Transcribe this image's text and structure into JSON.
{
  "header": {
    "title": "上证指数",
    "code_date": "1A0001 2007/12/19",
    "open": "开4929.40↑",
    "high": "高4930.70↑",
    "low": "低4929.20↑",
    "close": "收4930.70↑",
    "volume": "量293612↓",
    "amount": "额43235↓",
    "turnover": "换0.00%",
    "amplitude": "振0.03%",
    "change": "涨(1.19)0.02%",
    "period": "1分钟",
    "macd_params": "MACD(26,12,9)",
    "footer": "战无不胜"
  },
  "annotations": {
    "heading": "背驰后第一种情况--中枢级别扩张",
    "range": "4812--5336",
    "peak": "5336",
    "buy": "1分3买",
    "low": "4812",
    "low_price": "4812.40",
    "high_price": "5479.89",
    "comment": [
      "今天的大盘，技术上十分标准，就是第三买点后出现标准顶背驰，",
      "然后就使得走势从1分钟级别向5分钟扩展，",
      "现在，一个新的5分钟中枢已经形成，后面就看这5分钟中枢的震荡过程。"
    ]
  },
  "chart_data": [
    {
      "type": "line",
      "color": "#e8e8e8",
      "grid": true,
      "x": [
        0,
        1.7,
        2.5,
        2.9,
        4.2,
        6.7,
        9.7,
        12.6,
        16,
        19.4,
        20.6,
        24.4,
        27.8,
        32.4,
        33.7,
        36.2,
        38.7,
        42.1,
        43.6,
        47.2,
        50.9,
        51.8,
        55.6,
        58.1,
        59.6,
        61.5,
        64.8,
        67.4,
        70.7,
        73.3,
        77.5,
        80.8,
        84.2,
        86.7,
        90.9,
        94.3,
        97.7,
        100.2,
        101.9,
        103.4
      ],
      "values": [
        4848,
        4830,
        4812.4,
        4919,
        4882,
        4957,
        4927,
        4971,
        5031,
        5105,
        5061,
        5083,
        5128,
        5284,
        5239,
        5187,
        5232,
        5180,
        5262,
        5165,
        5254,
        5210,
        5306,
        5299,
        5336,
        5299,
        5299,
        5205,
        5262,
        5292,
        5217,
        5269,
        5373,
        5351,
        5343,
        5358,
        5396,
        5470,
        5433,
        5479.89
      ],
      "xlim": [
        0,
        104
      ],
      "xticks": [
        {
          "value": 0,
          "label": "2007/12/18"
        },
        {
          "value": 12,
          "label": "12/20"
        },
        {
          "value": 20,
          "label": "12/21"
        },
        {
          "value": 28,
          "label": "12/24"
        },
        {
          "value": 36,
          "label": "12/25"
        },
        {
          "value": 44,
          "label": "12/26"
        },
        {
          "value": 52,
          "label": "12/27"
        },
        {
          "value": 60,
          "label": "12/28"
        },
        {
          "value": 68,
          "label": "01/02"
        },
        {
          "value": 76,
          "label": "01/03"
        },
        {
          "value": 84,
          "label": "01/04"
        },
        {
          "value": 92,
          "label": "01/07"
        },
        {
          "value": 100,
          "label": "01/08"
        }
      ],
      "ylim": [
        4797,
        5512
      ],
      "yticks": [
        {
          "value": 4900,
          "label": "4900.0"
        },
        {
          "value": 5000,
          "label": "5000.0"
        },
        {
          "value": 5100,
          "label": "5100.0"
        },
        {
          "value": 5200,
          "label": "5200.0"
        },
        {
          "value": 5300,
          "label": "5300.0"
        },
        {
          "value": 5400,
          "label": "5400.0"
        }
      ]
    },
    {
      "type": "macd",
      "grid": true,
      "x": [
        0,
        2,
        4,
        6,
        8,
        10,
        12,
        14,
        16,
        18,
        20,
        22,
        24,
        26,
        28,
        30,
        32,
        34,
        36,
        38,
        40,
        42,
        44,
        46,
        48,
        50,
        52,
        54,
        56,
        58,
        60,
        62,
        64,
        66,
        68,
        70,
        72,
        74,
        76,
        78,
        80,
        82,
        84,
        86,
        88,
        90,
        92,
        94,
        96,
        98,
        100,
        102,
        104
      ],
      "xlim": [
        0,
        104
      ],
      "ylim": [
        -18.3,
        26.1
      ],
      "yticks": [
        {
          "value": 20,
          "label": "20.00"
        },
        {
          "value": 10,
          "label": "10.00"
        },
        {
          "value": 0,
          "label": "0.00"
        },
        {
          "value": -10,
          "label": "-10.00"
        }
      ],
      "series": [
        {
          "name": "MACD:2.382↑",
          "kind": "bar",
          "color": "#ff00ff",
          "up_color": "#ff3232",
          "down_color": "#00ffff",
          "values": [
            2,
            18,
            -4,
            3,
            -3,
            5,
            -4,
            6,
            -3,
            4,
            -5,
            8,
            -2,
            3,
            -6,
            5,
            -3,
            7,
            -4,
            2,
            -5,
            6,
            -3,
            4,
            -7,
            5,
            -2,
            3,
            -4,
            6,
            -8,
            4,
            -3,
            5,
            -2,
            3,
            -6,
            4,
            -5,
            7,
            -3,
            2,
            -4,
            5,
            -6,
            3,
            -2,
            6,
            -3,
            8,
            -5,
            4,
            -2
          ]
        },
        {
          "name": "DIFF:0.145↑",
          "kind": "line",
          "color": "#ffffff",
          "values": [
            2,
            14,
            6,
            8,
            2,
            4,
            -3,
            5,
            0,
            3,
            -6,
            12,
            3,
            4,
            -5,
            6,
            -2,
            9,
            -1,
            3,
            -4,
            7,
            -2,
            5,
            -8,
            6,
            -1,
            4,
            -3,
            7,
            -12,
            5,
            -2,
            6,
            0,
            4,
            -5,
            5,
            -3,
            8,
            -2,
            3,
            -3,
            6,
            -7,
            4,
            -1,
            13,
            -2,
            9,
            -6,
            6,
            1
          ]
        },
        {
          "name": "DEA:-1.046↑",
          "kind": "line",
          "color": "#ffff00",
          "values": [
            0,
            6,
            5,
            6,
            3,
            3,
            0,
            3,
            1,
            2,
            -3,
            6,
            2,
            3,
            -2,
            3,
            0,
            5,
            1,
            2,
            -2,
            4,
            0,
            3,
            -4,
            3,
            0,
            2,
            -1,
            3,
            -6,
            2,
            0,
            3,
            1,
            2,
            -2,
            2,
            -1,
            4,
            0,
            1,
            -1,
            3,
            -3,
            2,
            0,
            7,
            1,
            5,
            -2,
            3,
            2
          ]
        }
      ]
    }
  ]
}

..............................

▸ Set exercise
Reproduce the full set of records precisely.

▸ Exercise solution
Transcribe this image's text and structure into JSON.
{
  "header": {
    "title": "上证指数",
    "code_date": "1A0001 2007/12/19",
    "open": "开4929.40↑",
    "high": "高4930.70↑",
    "low": "低4929.20↑",
    "close": "收4930.70↑",
    "volume": "量293612↓",
    "amount": "额43235↓",
    "turnover": "换0.00%",
    "amplitude": "振0.03%",
    "change": "涨(1.19)0.02%",
    "period": "1分钟",
    "macd_params": "MACD(26,12,9)",
    "footer": "战无不胜"
  },
  "annotations": {
    "heading": "背驰后第一种情况--中枢级别扩张",
    "range": "4812--5336",
    "peak": "5336",
    "buy": "1分3买",
    "low": "4812",
    "low_price": "4812.40",
    "high_price": "5479.89",
    "comment": [
      "今天的大盘，技术上十分标准，就是第三买点后出现标准顶背驰，",
      "然后就使得走势从1分钟级别向5分钟扩展，",
      "现在，一个新的5分钟中枢已经形成，后面就看这5分钟中枢的震荡过程。"
    ]
  },
  "chart_data": [
    {
      "type": "line",
      "color": "#e8e8e8",
      "grid": true,
      "x": [
        0,
        1.7,
        2.5,
        2.9,
        4.2,
        6.7,
        9.7,
        12.6,
        16,
        19.4,
        20.6,
        24.4,
        27.8,
        32.4,
        33.7,
        36.2,
        38.7,
        42.1,
        43.6,
        47.2,
        50.9,
        51.8,
        55.6,
        58.1,
        59.6,
        61.5,
        64.8,
        67.4,
        70.7,
        73.3,
        77.5,
        80.8,
        84.2,
        86.7,
        90.9,
        94.3,
        97.7,
        100.2,
        101.9,
        103.4
      ],
      "values": [
        4848,
        4830,
        4812.4,
        4919,
        4882,
        4957,
        4927,
        4971,
        5031,
        5105,
        5061,
        5083,
        5128,
        5284,
        5239,
        5187,
        5232,
        5180,
        5262,
        5165,
        5254,
        5210,
        5306,
        5299,
        5336,
        5299,
        5299,
        5205,
        5262,
        5292,
        5217,
        5269,
        5373,
        5351,
        5343,
        5358,
        5396,
        5470,
        5433,
        5479.89
      ],
      "xlim": [
        0,
        104
      ],
      "xticks": [
        {
          "value": 0,
          "label": "2007/12/18"
        },
        {
          "value": 12,
          "label": "12/20"
        },
        {
          "value": 20,
          "label": "12/21"
        },
        {
          "value": 28,
          "label": "12/24"
        },
        {
          "value": 36,
          "label": "12/25"
        },
        {
          "value": 44,
          "label": "12/26"
        },
        {
          "value": 52,
          "label": "12/27"
        },
        {
          "value": 60,
          "label": "12/28"
        },
        {
          "value": 68,
          "label": "01/02"
        },
        {
          "value": 76,
          "label": "01/03"
        },
        {
          "value": 84,
          "label": "01/04"
        },
        {
          "value": 92,
          "label": "01/07"
        },
        {
          "value": 100,
          "label": "01/08"
        }
      ],
      "ylim": [
        4797,
        5512
      ],
      "yticks": [
        {
          "value": 4900,
          "label": "4900.0"
        },
        {
          "value": 5000,
          "label": "5000.0"
        },
        {
          "value": 5100,
          "label": "5100.0"
        },
        {
          "value": 5200,
          "label": "5200.0"
        },
        {
          "value": 5300,
          "label": "5300.0"
        },
        {
          "value": 5400,
          "label": "5400.0"
        }
      ]
    },
    {
      "type": "macd",
      "grid": true,
      "x": [
        0,
        2,
        4,
        6,
        8,
        10,
        12,
        14,
        16,
        18,
        20,
        22,
        24,
        26,
        28,
        30,
        32,
        34,
        36,
        38,
        40,
        42,
        44,
        46,
        48,
        50,
        52,
        54,
        56,
        58,
        60,
        62,
        64,
        66,
        68,
        70,
        72,
        74,
        76,
        78,
        80,
        82,
        84,
        86,
        88,
        90,
        92,
        94,
        96,
        98,
        100,
        102,
        104
      ],
      "xlim": [
        0,
        104
      ],
      "ylim": [
        -18.3,
        26.1
      ],
      "yticks": [
        {
          "value": 20,
          "label": "20.00"
        },
        {
          "value": 10,
          "label": "10.00"
        },
        {
          "value": 0,
          "label": "0.00"
        },
        {
          "value": -10,
          "label": "-10.00"
        }
      ],
      "series": [
        {
          "name": "MACD:2.382↑",
          "kind": "bar",
          "color": "#ff00ff",
          "up_color": "#ff3232",
          "down_color": "#00ffff",
          "values": [
            2,
            18,
            -4,
            3,
            -3,
            5,
            -4,
            6,
            -3,
            4,
            -5,
            8,
            -2,
            3,
            -6,
            5,
            -3,
            7,
            -4,
            2,
            -5,
            6,
            -3,
            4,
            -7,
            5,
            -2,
            3,
            -4,
            6,
            -8,
            4,
            -3,
            5,
            -2,
            3,
            -6,
            4,
            -5,
            7,
            -3,
            2,
            -4,
            5,
            -6,
            3,
            -2,
            6,
            -3,
            8,
            -5,
            4,
            -2
          ]
        },
        {
          "name": "DIFF:0.145↑",
          "kind": "line",
          "color": "#ffffff",
          "values": [
            2,
            14,
            6,
            8,
            2,
            4,
            -3,
            5,
            0,
            3,
            -6,
            12,
            3,
            4,
            -5,
            6,
            -2,
            9,
            -1,
            3,
            -4,
            7,
            -2,
            5,
            -8,
            6,
            -1,
            4,
            -3,
            7,
            -12,
            5,
            -2,
            6,
            0,
            4,
            -5,
            5,
            -3,
            8,
            -2,
            3,
            -3,
            6,
            -7,
            4,
            -1,
            13,
            -2,
            9,
            -6,
            6,
            1
          ]
        },
        {
          "name": "DEA:-1.046↑",
          "kind": "line",
          "color": "#ffff00",
          "values": [
            0,
            6,
            5,
            6,
            3,
            3,
            0,
            3,
            1,
            2,
            -3,
            6,
            2,
            3,
            -2,
            3,
            0,
            5,
            1,
            2,
            -2,
            4,
            0,
            3,
            -4,
            3,
            0,
            2,
            -1,
            3,
            -6,
            2,
            0,
            3,
            1,
            2,
            -2,
            2,
            -1,
            4,
            0,
            1,
            -1,
            3,
            -3,
            2,
            0,
            7,
            1,
            5,
            -2,
            3,
            2
          ]
        }
      ]
    }
  ]
}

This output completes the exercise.